### Exercise details
Copy the listing lines between the line containing "legend-label: ясно [213,1330,286,1369]" and the line containing "storm-icon [798,1004,1098,1304]", inclusive, and rename every occurrence of "legend-label" to "legend-caption", leaving everything else unchanged.

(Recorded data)
==============================

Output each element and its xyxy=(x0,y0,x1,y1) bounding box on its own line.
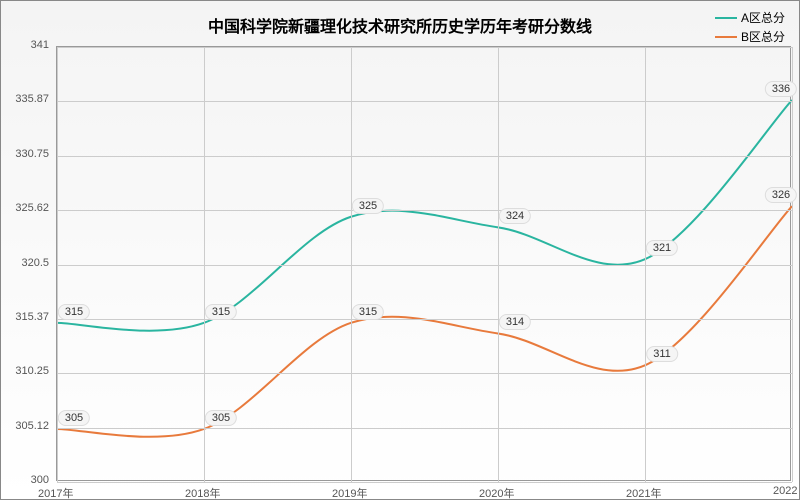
legend-item-b: B区总分 xyxy=(715,28,785,45)
data-label: 305 xyxy=(205,410,237,426)
legend-label-a: A区总分 xyxy=(741,9,785,26)
x-axis-label: 2022年 xyxy=(773,485,799,500)
data-label: 326 xyxy=(765,187,797,203)
x-axis-label: 2018年 xyxy=(185,485,220,500)
data-label: 315 xyxy=(205,304,237,320)
series-line-b xyxy=(57,206,792,437)
grid-line-x xyxy=(792,47,793,482)
grid-line-y xyxy=(57,482,792,483)
data-label: 321 xyxy=(646,240,678,256)
x-axis-label: 2017年 xyxy=(38,485,73,500)
legend-label-b: B区总分 xyxy=(741,28,785,45)
y-axis-label: 335.87 xyxy=(15,93,49,105)
y-axis-label: 341 xyxy=(31,39,49,51)
grid-line-y xyxy=(57,319,792,320)
y-axis-label: 325.62 xyxy=(15,202,49,214)
chart-container: 中国科学院新疆理化技术研究所历史学历年考研分数线 A区总分 B区总分 30030… xyxy=(0,0,800,500)
grid-line-y xyxy=(57,47,792,48)
grid-line-y xyxy=(57,156,792,157)
grid-line-y xyxy=(57,428,792,429)
y-axis-label: 310.25 xyxy=(15,365,49,377)
grid-line-y xyxy=(57,265,792,266)
y-axis-label: 320.5 xyxy=(21,257,49,269)
x-axis-label: 2020年 xyxy=(479,485,514,500)
plot-area xyxy=(56,46,791,481)
data-label: 311 xyxy=(646,346,678,362)
y-axis-label: 315.37 xyxy=(15,311,49,323)
data-label: 315 xyxy=(352,304,384,320)
grid-line-x xyxy=(351,47,352,482)
grid-line-x xyxy=(645,47,646,482)
data-label: 336 xyxy=(765,81,797,97)
x-axis-label: 2019年 xyxy=(332,485,367,500)
chart-title: 中国科学院新疆理化技术研究所历史学历年考研分数线 xyxy=(1,13,799,37)
data-label: 305 xyxy=(58,410,90,426)
legend-item-a: A区总分 xyxy=(715,9,785,26)
legend-swatch-b xyxy=(715,36,737,38)
x-axis-label: 2021年 xyxy=(626,485,661,500)
legend-swatch-a xyxy=(715,17,737,19)
grid-line-y xyxy=(57,373,792,374)
y-axis-label: 330.75 xyxy=(15,148,49,160)
legend: A区总分 B区总分 xyxy=(715,9,785,47)
data-label: 314 xyxy=(499,314,531,330)
y-axis-label: 305.12 xyxy=(15,420,49,432)
series-line-a xyxy=(57,100,792,331)
data-label: 325 xyxy=(352,198,384,214)
data-label: 324 xyxy=(499,208,531,224)
data-label: 315 xyxy=(58,304,90,320)
grid-line-y xyxy=(57,101,792,102)
grid-line-y xyxy=(57,210,792,211)
grid-line-x xyxy=(498,47,499,482)
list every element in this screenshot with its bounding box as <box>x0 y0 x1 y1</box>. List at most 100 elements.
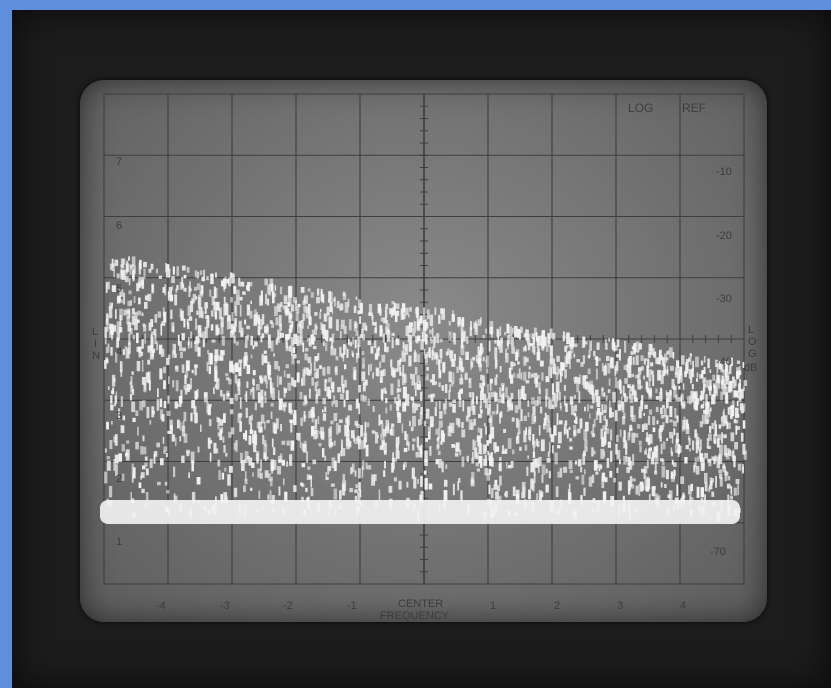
noise-dot <box>385 407 388 414</box>
noise-dot <box>591 447 594 457</box>
noise-dot <box>172 343 176 355</box>
noise-dot <box>267 298 270 306</box>
noise-dot <box>151 284 154 293</box>
noise-dot <box>113 436 116 443</box>
noise-dot <box>704 482 708 492</box>
noise-dot <box>526 466 529 476</box>
noise-dot <box>688 357 691 362</box>
noise-dot <box>646 365 649 377</box>
noise-dot <box>337 386 341 393</box>
noise-dot <box>141 312 144 317</box>
noise-dot <box>453 333 457 345</box>
noise-dot <box>691 384 694 390</box>
noise-dot <box>412 438 416 442</box>
noise-dot <box>611 338 615 350</box>
noise-dot <box>589 405 594 409</box>
noise-dot <box>358 482 361 492</box>
noise-dot <box>257 468 261 478</box>
noise-dot <box>159 398 163 408</box>
noise-dot <box>179 341 182 351</box>
noise-dot <box>105 282 108 293</box>
noise-dot <box>545 376 550 383</box>
noise-dot <box>672 462 677 467</box>
noise-dot <box>119 308 123 321</box>
noise-dot <box>673 428 676 436</box>
noise-dot <box>323 313 326 322</box>
noise-dot <box>261 314 265 325</box>
noise-dot <box>468 378 471 384</box>
noise-dot <box>206 402 209 414</box>
noise-dot <box>531 397 535 405</box>
noise-dot <box>195 318 197 330</box>
noise-dot <box>441 308 445 320</box>
noise-dot <box>194 390 198 400</box>
noise-dot <box>341 439 343 451</box>
noise-dot <box>489 381 492 391</box>
noise-dot <box>214 287 218 299</box>
noise-dot <box>537 396 541 405</box>
noise-dot <box>284 491 288 503</box>
noise-dot <box>252 345 255 350</box>
noise-dot <box>437 427 441 440</box>
noise-dot <box>739 365 741 375</box>
noise-dot <box>685 362 688 369</box>
noise-dot <box>689 448 691 452</box>
noise-dot <box>264 453 267 462</box>
noise-dot <box>358 299 362 309</box>
noise-dot <box>374 327 377 334</box>
noise-dot <box>565 428 569 435</box>
noise-dot <box>583 375 587 381</box>
noise-dot <box>231 273 235 284</box>
noise-dot <box>136 332 139 344</box>
noise-dot <box>153 454 156 464</box>
noise-dot <box>431 346 434 356</box>
noise-dot <box>648 387 652 395</box>
noise-dot <box>273 353 275 357</box>
noise-dot <box>657 359 660 365</box>
noise-dot <box>158 344 163 355</box>
noise-dot <box>581 336 585 349</box>
noise-dot <box>191 400 196 409</box>
noise-dot <box>208 352 213 365</box>
noise-dot <box>238 367 242 377</box>
noise-dot <box>436 444 440 450</box>
noise-dot <box>319 312 322 320</box>
noise-dot <box>163 366 166 374</box>
noise-dot <box>174 366 178 370</box>
noise-dot <box>674 445 679 453</box>
noise-dot <box>140 472 145 478</box>
noise-dot <box>719 473 723 479</box>
noise-dot <box>402 402 407 412</box>
noise-dot <box>370 346 374 354</box>
noise-dot <box>577 428 581 434</box>
noise-dot <box>643 466 648 474</box>
noise-dot <box>623 430 626 442</box>
noise-dot <box>570 401 573 407</box>
noise-dot <box>718 362 720 367</box>
noise-dot <box>112 387 115 395</box>
noise-dot <box>608 337 610 342</box>
noise-dot <box>236 368 239 372</box>
noise-dot <box>190 341 193 348</box>
noise-dot <box>476 396 478 405</box>
noise-dot <box>652 416 656 426</box>
noise-dot <box>624 378 628 384</box>
noise-dot <box>552 363 556 375</box>
noise-dot <box>431 374 435 386</box>
noise-dot <box>345 390 349 400</box>
noise-dot <box>566 332 570 344</box>
noise-dot <box>329 301 333 312</box>
noise-dot <box>176 285 179 291</box>
noise-dot <box>194 270 197 278</box>
noise-dot <box>666 398 669 409</box>
noise-dot <box>720 391 723 401</box>
noise-dot <box>732 382 736 389</box>
noise-dot <box>234 301 237 314</box>
noise-dot <box>479 405 482 412</box>
noise-dot <box>734 442 738 450</box>
noise-dot <box>396 400 400 412</box>
noise-dot <box>151 406 155 418</box>
noise-dot <box>719 477 723 487</box>
noise-dot <box>334 440 336 446</box>
noise-dot <box>126 440 130 444</box>
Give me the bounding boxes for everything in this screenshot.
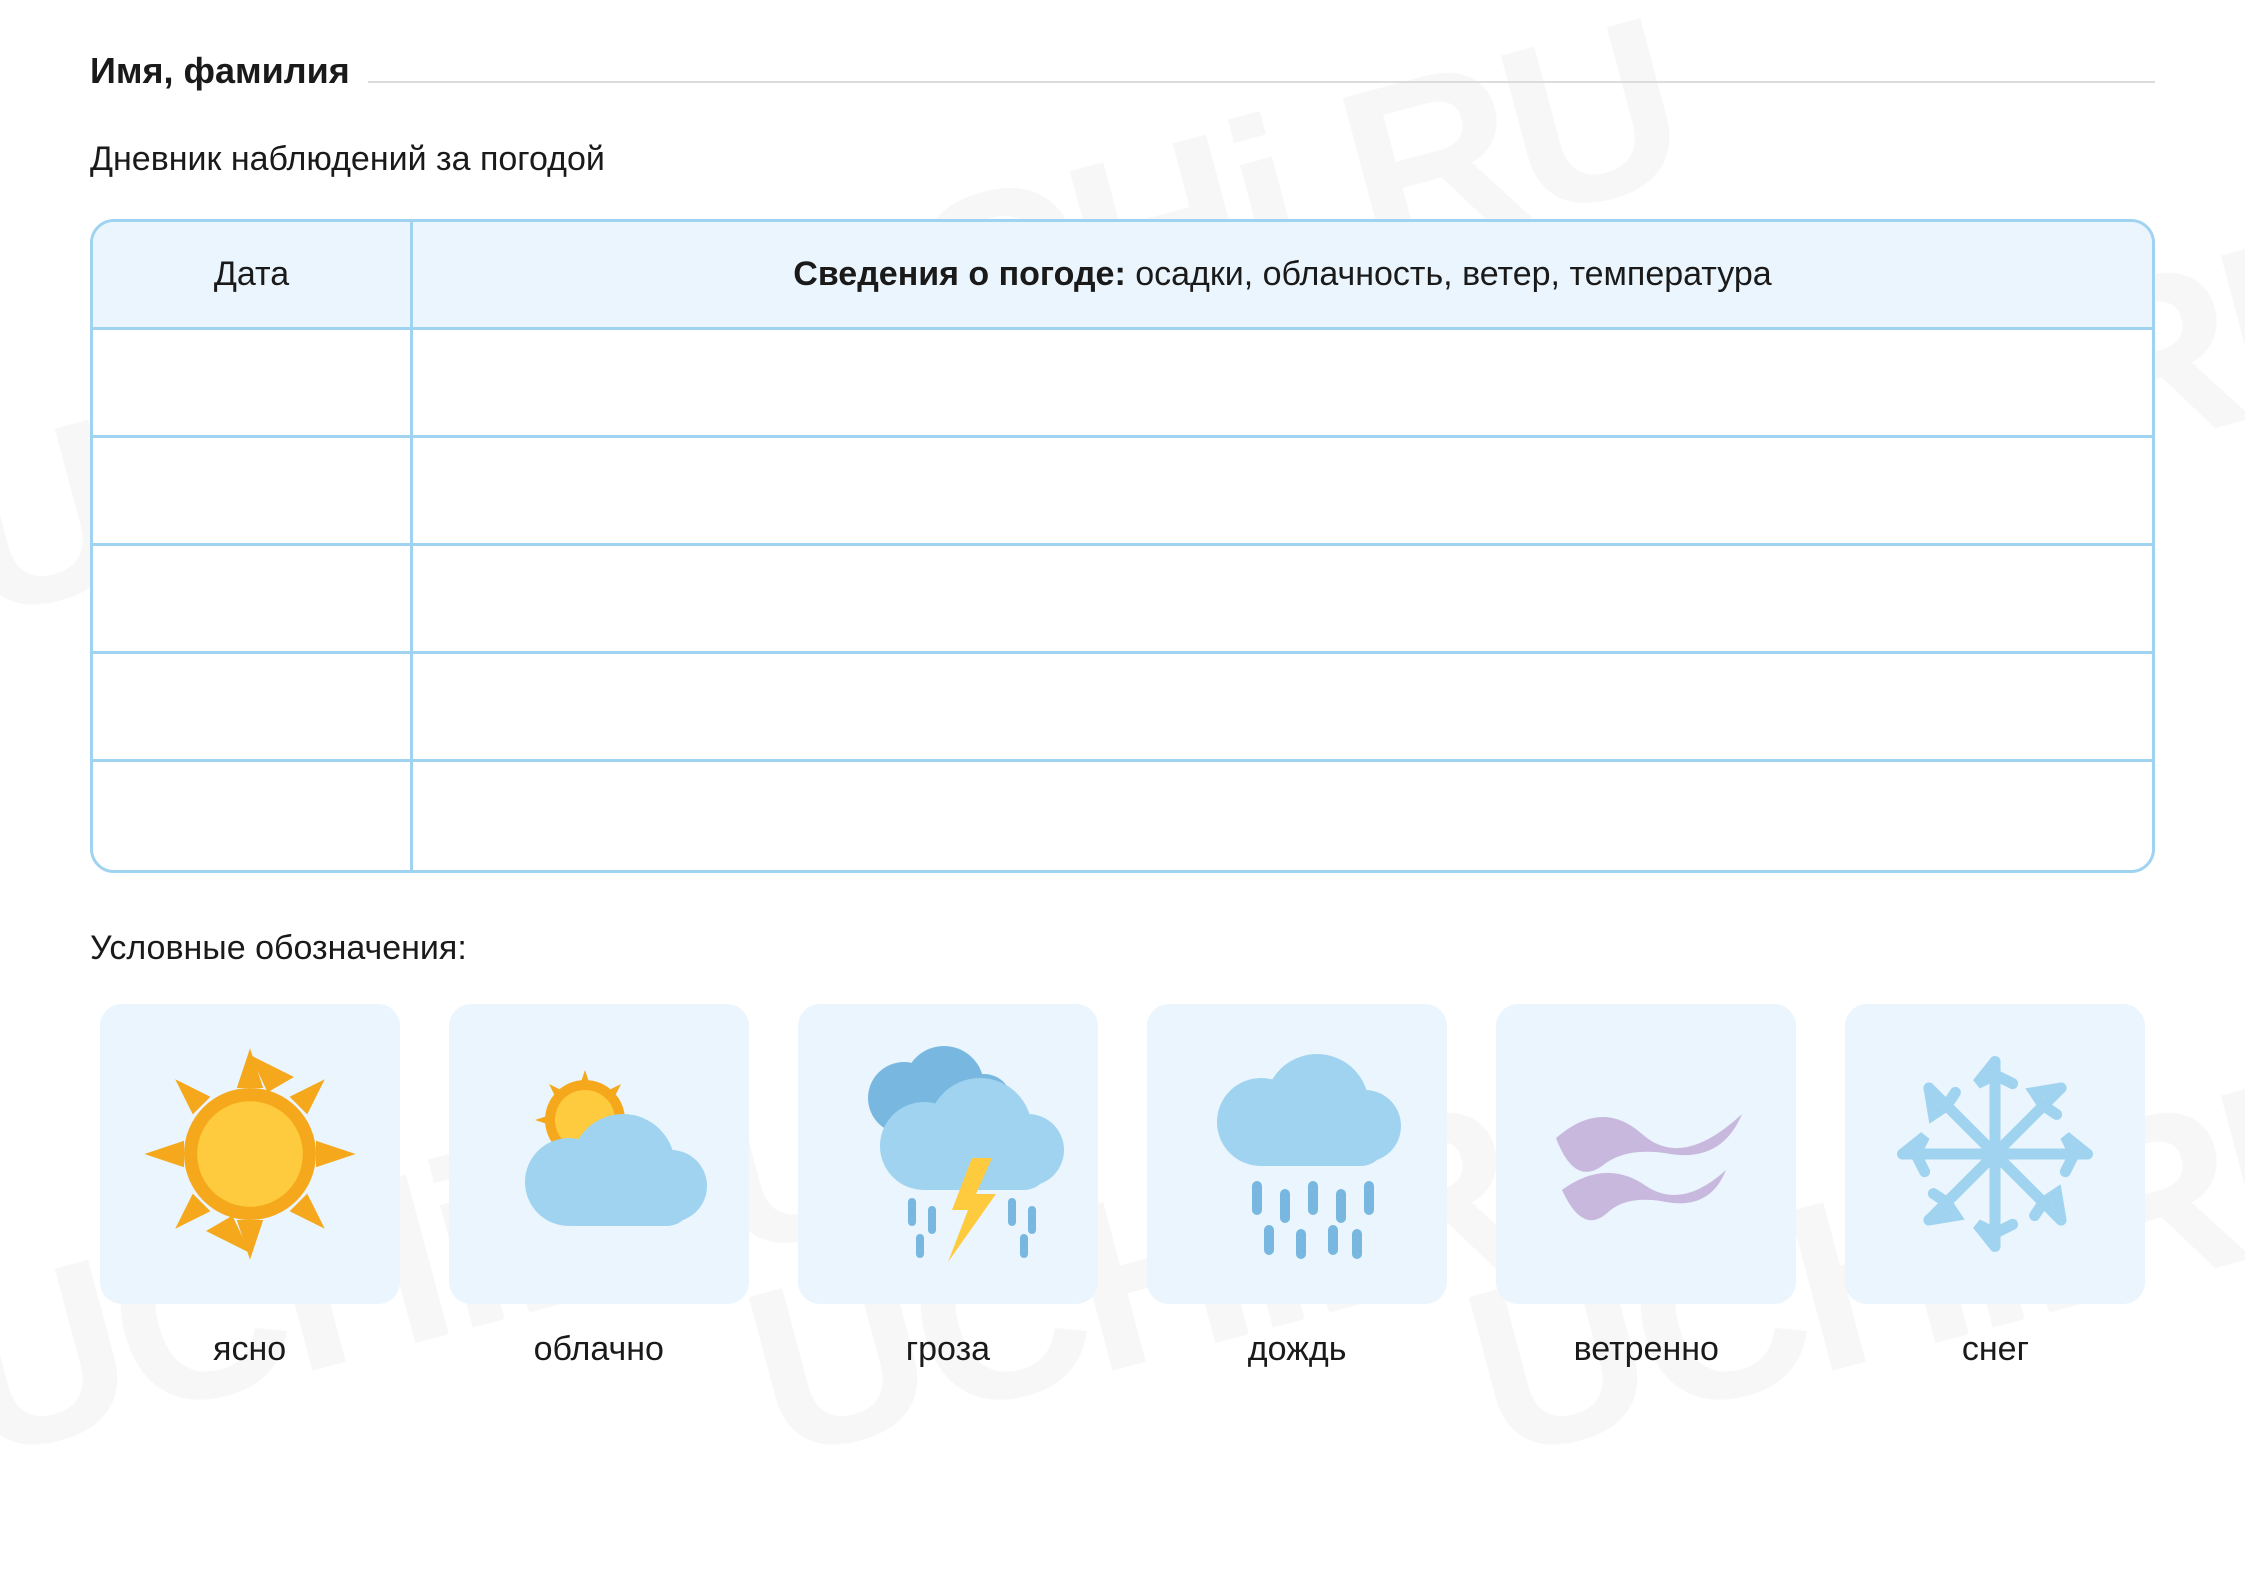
legend-label: ясно [213,1330,286,1369]
weather-cell[interactable] [413,546,2152,654]
weather-cell[interactable] [413,762,2152,870]
legend-title: Условные обозначения: [90,929,2155,968]
legend-item-storm: гроза [788,1004,1107,1369]
legend-item-rain: дождь [1138,1004,1457,1369]
name-label: Имя, фамилия [90,50,350,92]
cloudy-icon [449,1004,749,1304]
table-row [93,330,2152,438]
legend-label: облачно [534,1330,664,1369]
legend-item-clear: ясно [90,1004,409,1369]
weather-table: Дата Сведения о погоде: осадки, облачнос… [90,219,2155,873]
name-input-line[interactable] [368,81,2155,83]
legend-row: ясно [90,1004,2155,1369]
legend-label: дождь [1248,1330,1347,1369]
table-header-date: Дата [93,222,413,330]
table-row [93,654,2152,762]
table-header-weather: Сведения о погоде: осадки, облачность, в… [413,222,2152,330]
weather-cell[interactable] [413,654,2152,762]
table-header-weather-bold: Сведения о погоде: [793,255,1126,293]
legend-label: ветренно [1574,1330,1719,1369]
date-cell[interactable] [93,762,413,870]
wind-icon [1496,1004,1796,1304]
storm-icon [798,1004,1098,1304]
table-row [93,546,2152,654]
date-cell[interactable] [93,546,413,654]
weather-cell[interactable] [413,330,2152,438]
date-cell[interactable] [93,438,413,546]
sun-icon [100,1004,400,1304]
legend-label: снег [1962,1330,2029,1369]
rain-icon [1147,1004,1447,1304]
date-cell[interactable] [93,654,413,762]
diary-title: Дневник наблюдений за погодой [90,140,2155,179]
table-body [93,330,2152,870]
legend-label: гроза [906,1330,990,1369]
legend-item-cloudy: облачно [439,1004,758,1369]
weather-cell[interactable] [413,438,2152,546]
legend-item-windy: ветренно [1487,1004,1806,1369]
table-row [93,438,2152,546]
date-cell[interactable] [93,330,413,438]
table-row [93,762,2152,870]
name-field-row: Имя, фамилия [90,50,2155,92]
snow-icon [1845,1004,2145,1304]
table-header-weather-rest: осадки, облачность, ветер, температура [1126,255,1772,293]
legend-item-snow: снег [1836,1004,2155,1369]
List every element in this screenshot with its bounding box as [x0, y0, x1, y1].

==============================

### Result for this exercise
legend-caption: ясно [213,1330,286,1369]
weather-cell[interactable] [413,546,2152,654]
weather-cell[interactable] [413,762,2152,870]
legend-title: Условные обозначения: [90,929,2155,968]
legend-item-storm: гроза [788,1004,1107,1369]
legend-item-rain: дождь [1138,1004,1457,1369]
name-label: Имя, фамилия [90,50,350,92]
cloudy-icon [449,1004,749,1304]
table-row [93,330,2152,438]
legend-caption: облачно [534,1330,664,1369]
legend-item-clear: ясно [90,1004,409,1369]
weather-table: Дата Сведения о погоде: осадки, облачнос… [90,219,2155,873]
name-input-line[interactable] [368,81,2155,83]
legend-row: ясно [90,1004,2155,1369]
legend-caption: дождь [1248,1330,1347,1369]
table-header-date: Дата [93,222,413,330]
table-row [93,654,2152,762]
table-header-weather: Сведения о погоде: осадки, облачность, в… [413,222,2152,330]
weather-cell[interactable] [413,654,2152,762]
table-header-weather-bold: Сведения о погоде: [793,255,1126,293]
legend-caption: ветренно [1574,1330,1719,1369]
date-cell[interactable] [93,762,413,870]
wind-icon [1496,1004,1796,1304]
storm-icon [798,1004,1098,1304]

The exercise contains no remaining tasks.